- [Exercise requirements]: Transcribe every entry word for word, leaving out all images.

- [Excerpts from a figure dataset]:
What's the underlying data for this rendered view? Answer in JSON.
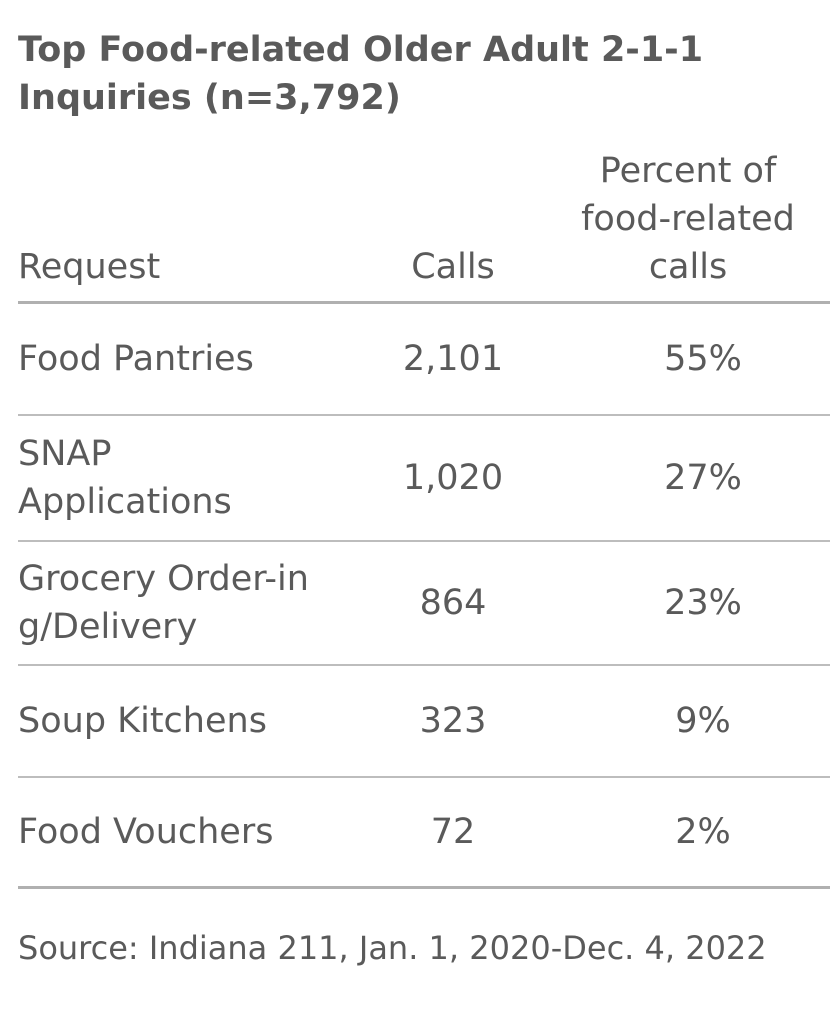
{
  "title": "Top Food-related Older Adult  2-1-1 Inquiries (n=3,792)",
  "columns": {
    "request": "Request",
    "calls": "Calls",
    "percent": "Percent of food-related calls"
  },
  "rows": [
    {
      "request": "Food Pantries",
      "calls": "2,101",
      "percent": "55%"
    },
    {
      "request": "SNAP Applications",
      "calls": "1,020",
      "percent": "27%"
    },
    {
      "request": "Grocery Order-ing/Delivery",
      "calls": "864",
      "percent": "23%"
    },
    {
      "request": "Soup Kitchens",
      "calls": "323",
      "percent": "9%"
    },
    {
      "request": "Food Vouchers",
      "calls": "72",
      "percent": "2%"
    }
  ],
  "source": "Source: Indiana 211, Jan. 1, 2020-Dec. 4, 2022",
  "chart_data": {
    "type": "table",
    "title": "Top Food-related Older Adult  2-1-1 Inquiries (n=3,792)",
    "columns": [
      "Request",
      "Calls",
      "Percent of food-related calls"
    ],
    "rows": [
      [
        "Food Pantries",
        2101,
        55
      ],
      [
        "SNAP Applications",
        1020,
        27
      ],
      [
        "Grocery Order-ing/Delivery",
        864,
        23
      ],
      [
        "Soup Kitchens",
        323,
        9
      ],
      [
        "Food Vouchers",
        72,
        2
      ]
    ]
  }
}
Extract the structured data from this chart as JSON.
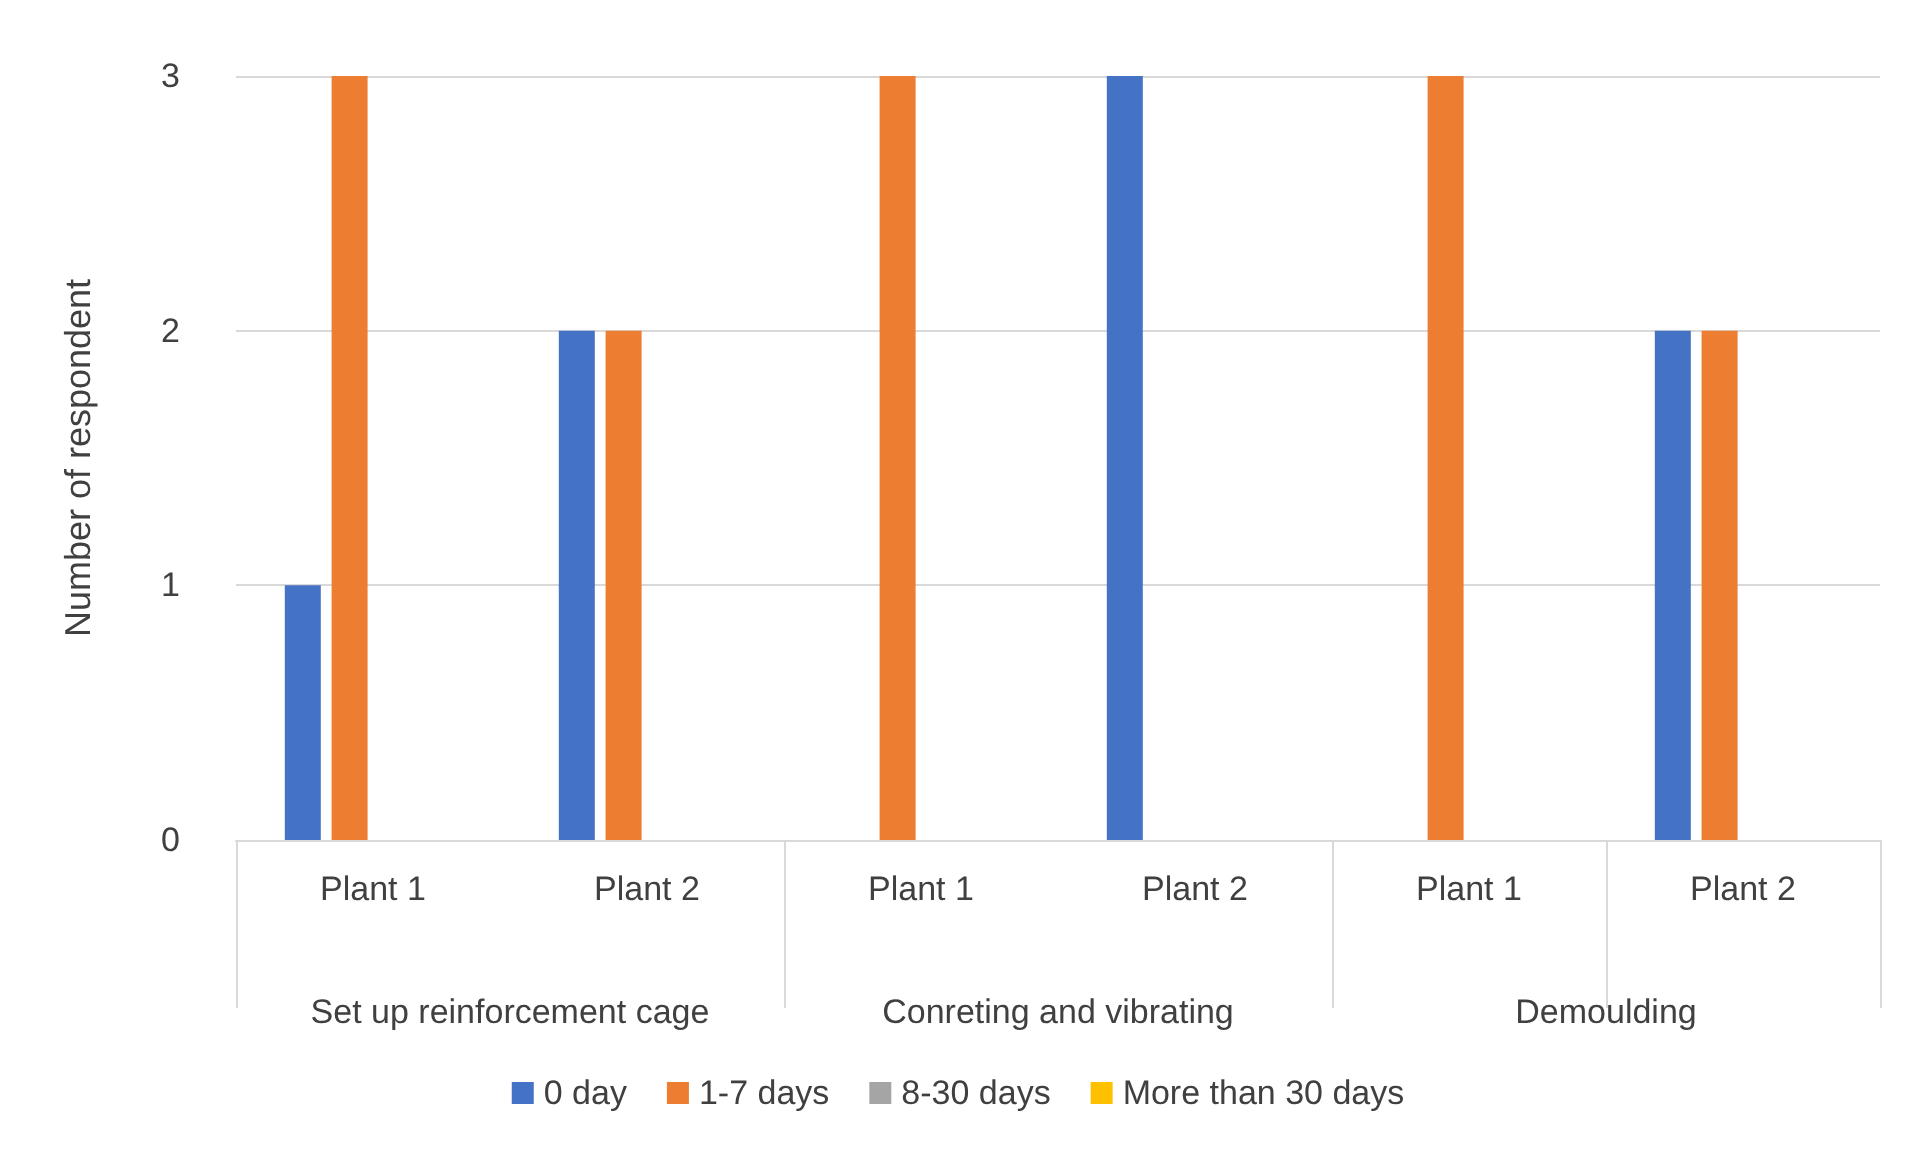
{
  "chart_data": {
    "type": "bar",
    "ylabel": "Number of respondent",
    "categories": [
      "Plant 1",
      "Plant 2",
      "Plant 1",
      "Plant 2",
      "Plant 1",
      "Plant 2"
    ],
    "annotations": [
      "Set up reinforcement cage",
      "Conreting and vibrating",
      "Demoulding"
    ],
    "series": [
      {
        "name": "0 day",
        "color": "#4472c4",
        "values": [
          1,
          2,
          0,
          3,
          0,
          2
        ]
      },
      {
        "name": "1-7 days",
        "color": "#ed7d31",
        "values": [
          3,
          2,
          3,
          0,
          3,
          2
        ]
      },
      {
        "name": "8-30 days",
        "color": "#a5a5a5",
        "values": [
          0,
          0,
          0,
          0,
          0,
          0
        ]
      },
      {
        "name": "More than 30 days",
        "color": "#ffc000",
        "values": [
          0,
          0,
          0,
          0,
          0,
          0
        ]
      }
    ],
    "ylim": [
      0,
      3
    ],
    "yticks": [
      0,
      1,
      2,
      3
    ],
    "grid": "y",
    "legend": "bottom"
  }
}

- [Exercise response]:
What's the underlying data for this rendered view? Answer in JSON.
{
  "title": "Top Food-related Older Adult  2-1-1 Inquiries (n=3,792)",
  "columns": {
    "request": "Request",
    "calls": "Calls",
    "percent": "Percent of food-related calls"
  },
  "rows": [
    {
      "request": "Food Pantries",
      "calls": "2,101",
      "percent": "55%"
    },
    {
      "request": "SNAP Applications",
      "calls": "1,020",
      "percent": "27%"
    },
    {
      "request": "Grocery Order-ing/Delivery",
      "calls": "864",
      "percent": "23%"
    },
    {
      "request": "Soup Kitchens",
      "calls": "323",
      "percent": "9%"
    },
    {
      "request": "Food Vouchers",
      "calls": "72",
      "percent": "2%"
    }
  ],
  "source": "Source: Indiana 211, Jan. 1, 2020-Dec. 4, 2022",
  "chart_data": {
    "type": "table",
    "title": "Top Food-related Older Adult  2-1-1 Inquiries (n=3,792)",
    "columns": [
      "Request",
      "Calls",
      "Percent of food-related calls"
    ],
    "rows": [
      [
        "Food Pantries",
        2101,
        55
      ],
      [
        "SNAP Applications",
        1020,
        27
      ],
      [
        "Grocery Order-ing/Delivery",
        864,
        23
      ],
      [
        "Soup Kitchens",
        323,
        9
      ],
      [
        "Food Vouchers",
        72,
        2
      ]
    ]
  }
}
Extract the structured data from this chart as JSON.
{
  "chart_data": {
    "type": "bar",
    "ylabel": "Number of respondent",
    "categories": [
      "Plant 1",
      "Plant 2",
      "Plant 1",
      "Plant 2",
      "Plant 1",
      "Plant 2"
    ],
    "annotations": [
      "Set up reinforcement cage",
      "Conreting and vibrating",
      "Demoulding"
    ],
    "series": [
      {
        "name": "0 day",
        "color": "#4472c4",
        "values": [
          1,
          2,
          0,
          3,
          0,
          2
        ]
      },
      {
        "name": "1-7 days",
        "color": "#ed7d31",
        "values": [
          3,
          2,
          3,
          0,
          3,
          2
        ]
      },
      {
        "name": "8-30 days",
        "color": "#a5a5a5",
        "values": [
          0,
          0,
          0,
          0,
          0,
          0
        ]
      },
      {
        "name": "More than 30 days",
        "color": "#ffc000",
        "values": [
          0,
          0,
          0,
          0,
          0,
          0
        ]
      }
    ],
    "ylim": [
      0,
      3
    ],
    "yticks": [
      0,
      1,
      2,
      3
    ],
    "grid": "y",
    "legend": "bottom"
  }
}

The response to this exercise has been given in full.